- [REQUIRED TASK]
Search the data below for the word "usuwanie" and copy each line that holds it.

[Stored data]
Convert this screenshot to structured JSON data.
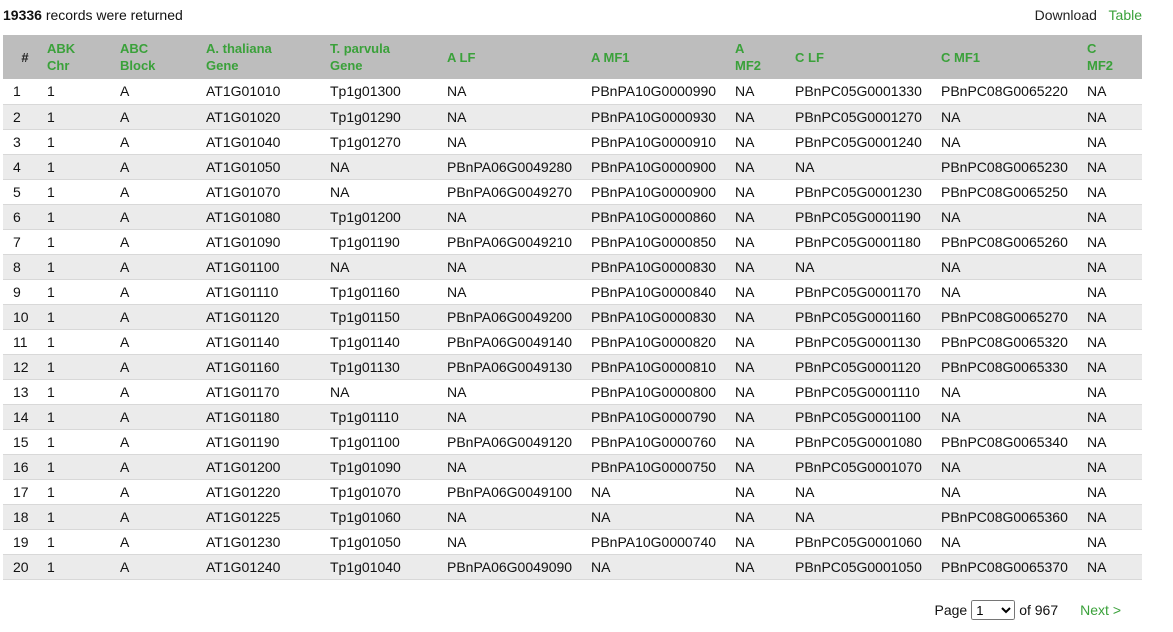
{
  "header": {
    "record_count": "19336",
    "records_text": " records were returned",
    "download_label": "Download",
    "table_label": "Table"
  },
  "table": {
    "columns": [
      {
        "l1": "#",
        "l2": ""
      },
      {
        "l1": "ABK",
        "l2": "Chr"
      },
      {
        "l1": "ABC",
        "l2": "Block"
      },
      {
        "l1": "A. thaliana",
        "l2": "Gene"
      },
      {
        "l1": "T. parvula",
        "l2": "Gene"
      },
      {
        "l1": "A LF",
        "l2": ""
      },
      {
        "l1": "A MF1",
        "l2": ""
      },
      {
        "l1": "A",
        "l2": "MF2"
      },
      {
        "l1": "C LF",
        "l2": ""
      },
      {
        "l1": "C MF1",
        "l2": ""
      },
      {
        "l1": "C",
        "l2": "MF2"
      }
    ],
    "rows": [
      [
        "1",
        "1",
        "A",
        "AT1G01010",
        "Tp1g01300",
        "NA",
        "PBnPA10G0000990",
        "NA",
        "PBnPC05G0001330",
        "PBnPC08G0065220",
        "NA"
      ],
      [
        "2",
        "1",
        "A",
        "AT1G01020",
        "Tp1g01290",
        "NA",
        "PBnPA10G0000930",
        "NA",
        "PBnPC05G0001270",
        "NA",
        "NA"
      ],
      [
        "3",
        "1",
        "A",
        "AT1G01040",
        "Tp1g01270",
        "NA",
        "PBnPA10G0000910",
        "NA",
        "PBnPC05G0001240",
        "NA",
        "NA"
      ],
      [
        "4",
        "1",
        "A",
        "AT1G01050",
        "NA",
        "PBnPA06G0049280",
        "PBnPA10G0000900",
        "NA",
        "NA",
        "PBnPC08G0065230",
        "NA"
      ],
      [
        "5",
        "1",
        "A",
        "AT1G01070",
        "NA",
        "PBnPA06G0049270",
        "PBnPA10G0000900",
        "NA",
        "PBnPC05G0001230",
        "PBnPC08G0065250",
        "NA"
      ],
      [
        "6",
        "1",
        "A",
        "AT1G01080",
        "Tp1g01200",
        "NA",
        "PBnPA10G0000860",
        "NA",
        "PBnPC05G0001190",
        "NA",
        "NA"
      ],
      [
        "7",
        "1",
        "A",
        "AT1G01090",
        "Tp1g01190",
        "PBnPA06G0049210",
        "PBnPA10G0000850",
        "NA",
        "PBnPC05G0001180",
        "PBnPC08G0065260",
        "NA"
      ],
      [
        "8",
        "1",
        "A",
        "AT1G01100",
        "NA",
        "NA",
        "PBnPA10G0000830",
        "NA",
        "NA",
        "NA",
        "NA"
      ],
      [
        "9",
        "1",
        "A",
        "AT1G01110",
        "Tp1g01160",
        "NA",
        "PBnPA10G0000840",
        "NA",
        "PBnPC05G0001170",
        "NA",
        "NA"
      ],
      [
        "10",
        "1",
        "A",
        "AT1G01120",
        "Tp1g01150",
        "PBnPA06G0049200",
        "PBnPA10G0000830",
        "NA",
        "PBnPC05G0001160",
        "PBnPC08G0065270",
        "NA"
      ],
      [
        "11",
        "1",
        "A",
        "AT1G01140",
        "Tp1g01140",
        "PBnPA06G0049140",
        "PBnPA10G0000820",
        "NA",
        "PBnPC05G0001130",
        "PBnPC08G0065320",
        "NA"
      ],
      [
        "12",
        "1",
        "A",
        "AT1G01160",
        "Tp1g01130",
        "PBnPA06G0049130",
        "PBnPA10G0000810",
        "NA",
        "PBnPC05G0001120",
        "PBnPC08G0065330",
        "NA"
      ],
      [
        "13",
        "1",
        "A",
        "AT1G01170",
        "NA",
        "NA",
        "PBnPA10G0000800",
        "NA",
        "PBnPC05G0001110",
        "NA",
        "NA"
      ],
      [
        "14",
        "1",
        "A",
        "AT1G01180",
        "Tp1g01110",
        "NA",
        "PBnPA10G0000790",
        "NA",
        "PBnPC05G0001100",
        "NA",
        "NA"
      ],
      [
        "15",
        "1",
        "A",
        "AT1G01190",
        "Tp1g01100",
        "PBnPA06G0049120",
        "PBnPA10G0000760",
        "NA",
        "PBnPC05G0001080",
        "PBnPC08G0065340",
        "NA"
      ],
      [
        "16",
        "1",
        "A",
        "AT1G01200",
        "Tp1g01090",
        "NA",
        "PBnPA10G0000750",
        "NA",
        "PBnPC05G0001070",
        "NA",
        "NA"
      ],
      [
        "17",
        "1",
        "A",
        "AT1G01220",
        "Tp1g01070",
        "PBnPA06G0049100",
        "NA",
        "NA",
        "NA",
        "NA",
        "NA"
      ],
      [
        "18",
        "1",
        "A",
        "AT1G01225",
        "Tp1g01060",
        "NA",
        "NA",
        "NA",
        "NA",
        "PBnPC08G0065360",
        "NA"
      ],
      [
        "19",
        "1",
        "A",
        "AT1G01230",
        "Tp1g01050",
        "NA",
        "PBnPA10G0000740",
        "NA",
        "PBnPC05G0001060",
        "NA",
        "NA"
      ],
      [
        "20",
        "1",
        "A",
        "AT1G01240",
        "Tp1g01040",
        "PBnPA06G0049090",
        "NA",
        "NA",
        "PBnPC05G0001050",
        "PBnPC08G0065370",
        "NA"
      ]
    ]
  },
  "pagination": {
    "page_label": "Page",
    "current_page": "1",
    "of_label": "of 967",
    "next_label": "Next >"
  },
  "colors": {
    "accent": "#3aa13a",
    "header_bg": "#bdbdbd",
    "row_alt": "#ebebeb"
  }
}
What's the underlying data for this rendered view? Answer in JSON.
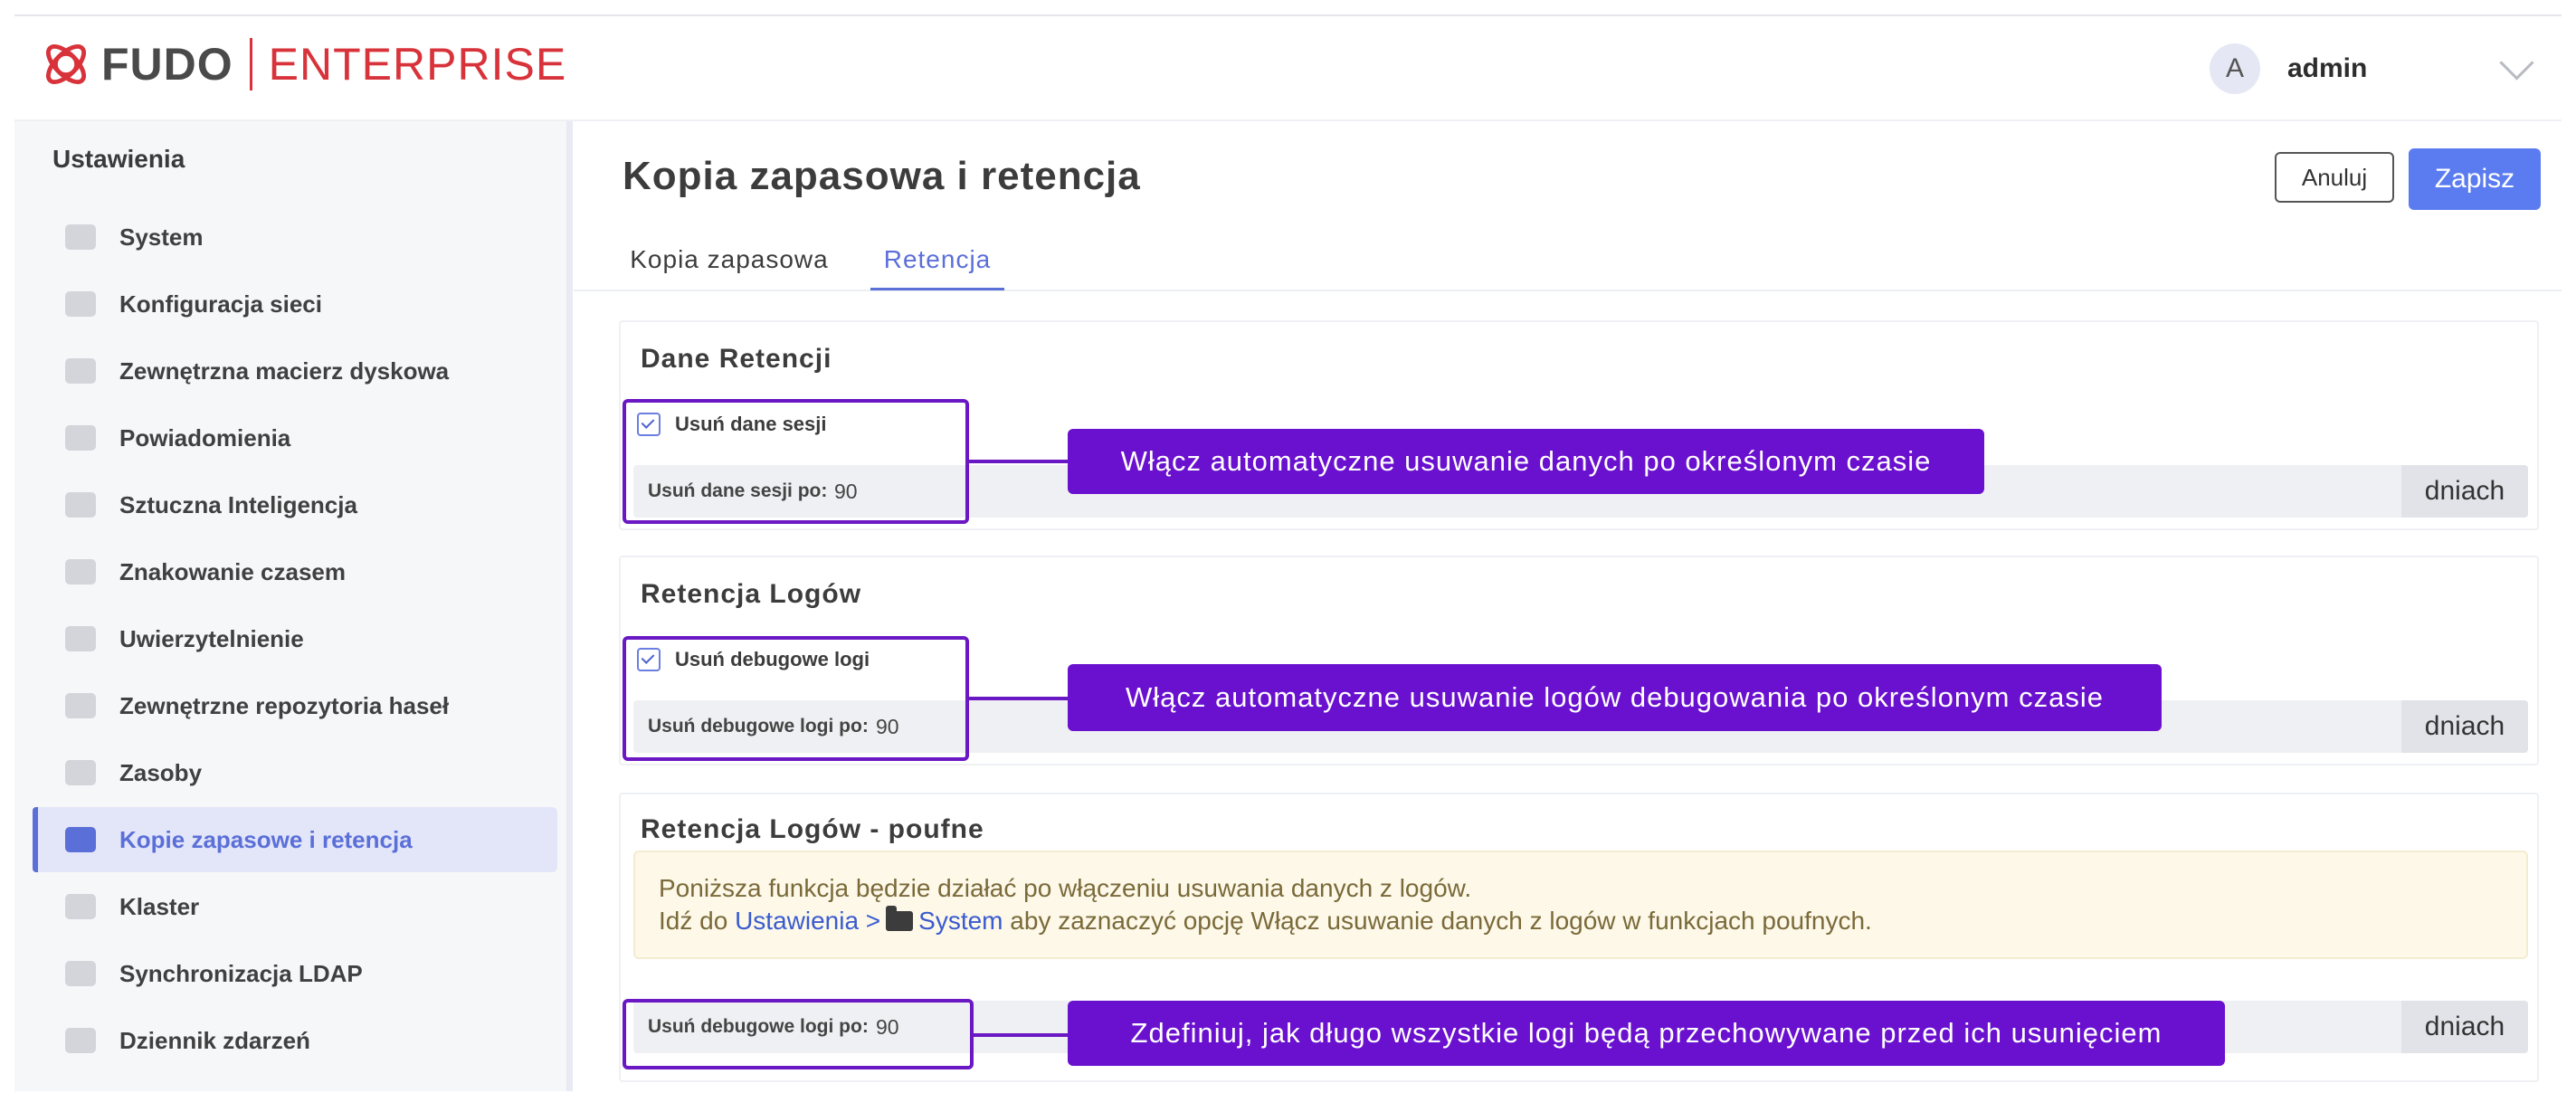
{
  "header": {
    "brand": "FUDO",
    "product": "ENTERPRISE",
    "avatar_initial": "A",
    "username": "admin"
  },
  "sidebar": {
    "title": "Ustawienia",
    "items": [
      {
        "label": "System",
        "icon": "folder-icon"
      },
      {
        "label": "Konfiguracja sieci",
        "icon": "cloud-icon"
      },
      {
        "label": "Zewnętrzna macierz dyskowa",
        "icon": "cubes-icon"
      },
      {
        "label": "Powiadomienia",
        "icon": "megaphone-icon"
      },
      {
        "label": "Sztuczna Inteligencja",
        "icon": "brain-icon"
      },
      {
        "label": "Znakowanie czasem",
        "icon": "stamp-icon"
      },
      {
        "label": "Uwierzytelnienie",
        "icon": "key-icon"
      },
      {
        "label": "Zewnętrzne repozytoria haseł",
        "icon": "vault-icon"
      },
      {
        "label": "Zasoby",
        "icon": "image-icon"
      },
      {
        "label": "Kopie zapasowe i retencja",
        "icon": "archive-icon"
      },
      {
        "label": "Klaster",
        "icon": "cluster-icon"
      },
      {
        "label": "Synchronizacja LDAP",
        "icon": "sync-icon"
      },
      {
        "label": "Dziennik zdarzeń",
        "icon": "calendar-icon"
      }
    ],
    "active_index": 9
  },
  "page": {
    "title": "Kopia zapasowa i retencja",
    "cancel_label": "Anuluj",
    "save_label": "Zapisz",
    "tabs": [
      "Kopia zapasowa",
      "Retencja"
    ],
    "active_tab": 1
  },
  "sections": [
    {
      "title": "Dane Retencji",
      "checkbox_label": "Usuń dane sesji",
      "checked": true,
      "field_label": "Usuń dane sesji po:",
      "field_value": "90",
      "unit": "dniach",
      "callout": "Włącz automatyczne usuwanie danych po określonym czasie"
    },
    {
      "title": "Retencja Logów",
      "checkbox_label": "Usuń debugowe logi",
      "checked": true,
      "field_label": "Usuń debugowe logi po:",
      "field_value": "90",
      "unit": "dniach",
      "callout": "Włącz automatyczne usuwanie logów debugowania po określonym czasie"
    },
    {
      "title": "Retencja Logów - poufne",
      "warning_line1": "Poniższa funkcja będzie działać po włączeniu usuwania danych z logów.",
      "warning_pre": "Idź do",
      "warning_link_settings": "Ustawienia >",
      "warning_link_system": "System",
      "warning_post": "aby zaznaczyć opcję Włącz usuwanie danych z logów w funkcjach poufnych.",
      "field_label": "Usuń debugowe logi po:",
      "field_value": "90",
      "unit": "dniach",
      "callout": "Zdefiniuj, jak długo wszystkie logi będą przechowywane przed ich usunięciem"
    }
  ],
  "colors": {
    "brand_red": "#d8333b",
    "accent_blue": "#5b7cf0",
    "annotation_purple": "#6a10cf"
  }
}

- [FINAL RESULT]
      "callout": "Włącz automatyczne usuwanie danych po określonym czasie"
      "callout": "Włącz automatyczne usuwanie logów debugowania po określonym czasie"
      "warning_post": "aby zaznaczyć opcję Włącz usuwanie danych z logów w funkcjach poufnych.",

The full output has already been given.